> WHAT THE TASK ASKS: Find each line with the word "data" and state how many there are, nothing more.

> INFORMATION GIVEN:
-------

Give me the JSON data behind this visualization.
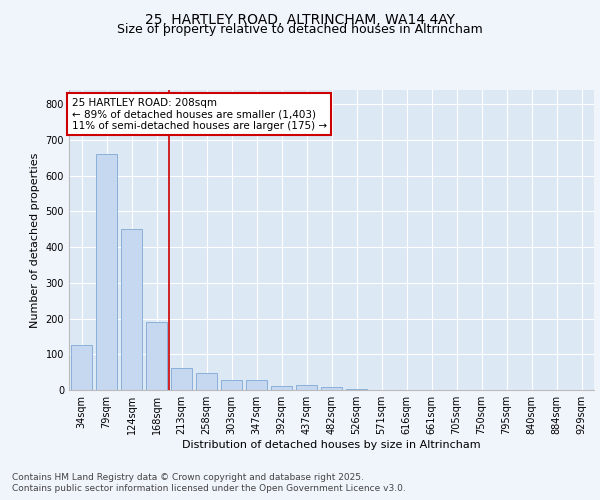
{
  "title_line1": "25, HARTLEY ROAD, ALTRINCHAM, WA14 4AY",
  "title_line2": "Size of property relative to detached houses in Altrincham",
  "xlabel": "Distribution of detached houses by size in Altrincham",
  "ylabel": "Number of detached properties",
  "categories": [
    "34sqm",
    "79sqm",
    "124sqm",
    "168sqm",
    "213sqm",
    "258sqm",
    "303sqm",
    "347sqm",
    "392sqm",
    "437sqm",
    "482sqm",
    "526sqm",
    "571sqm",
    "616sqm",
    "661sqm",
    "705sqm",
    "750sqm",
    "795sqm",
    "840sqm",
    "884sqm",
    "929sqm"
  ],
  "values": [
    127,
    660,
    450,
    190,
    63,
    48,
    28,
    27,
    12,
    14,
    9,
    2,
    0,
    0,
    0,
    0,
    0,
    0,
    0,
    0,
    0
  ],
  "bar_color": "#c5d8f0",
  "bar_edge_color": "#8ab0d8",
  "background_color": "#f0f4fb",
  "plot_bg_color": "#dde8f5",
  "grid_color": "#ffffff",
  "vline_color": "#cc0000",
  "vline_x_idx": 4,
  "annotation_text_line1": "25 HARTLEY ROAD: 208sqm",
  "annotation_text_line2": "← 89% of detached houses are smaller (1,403)",
  "annotation_text_line3": "11% of semi-detached houses are larger (175) →",
  "ylim_max": 840,
  "yticks": [
    0,
    100,
    200,
    300,
    400,
    500,
    600,
    700,
    800
  ],
  "footer_line1": "Contains HM Land Registry data © Crown copyright and database right 2025.",
  "footer_line2": "Contains public sector information licensed under the Open Government Licence v3.0.",
  "title_fontsize": 10,
  "subtitle_fontsize": 9,
  "axis_label_fontsize": 8,
  "tick_fontsize": 7,
  "annotation_fontsize": 7.5,
  "footer_fontsize": 6.5
}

-------

> SOLUTION TO THIS TASK: 2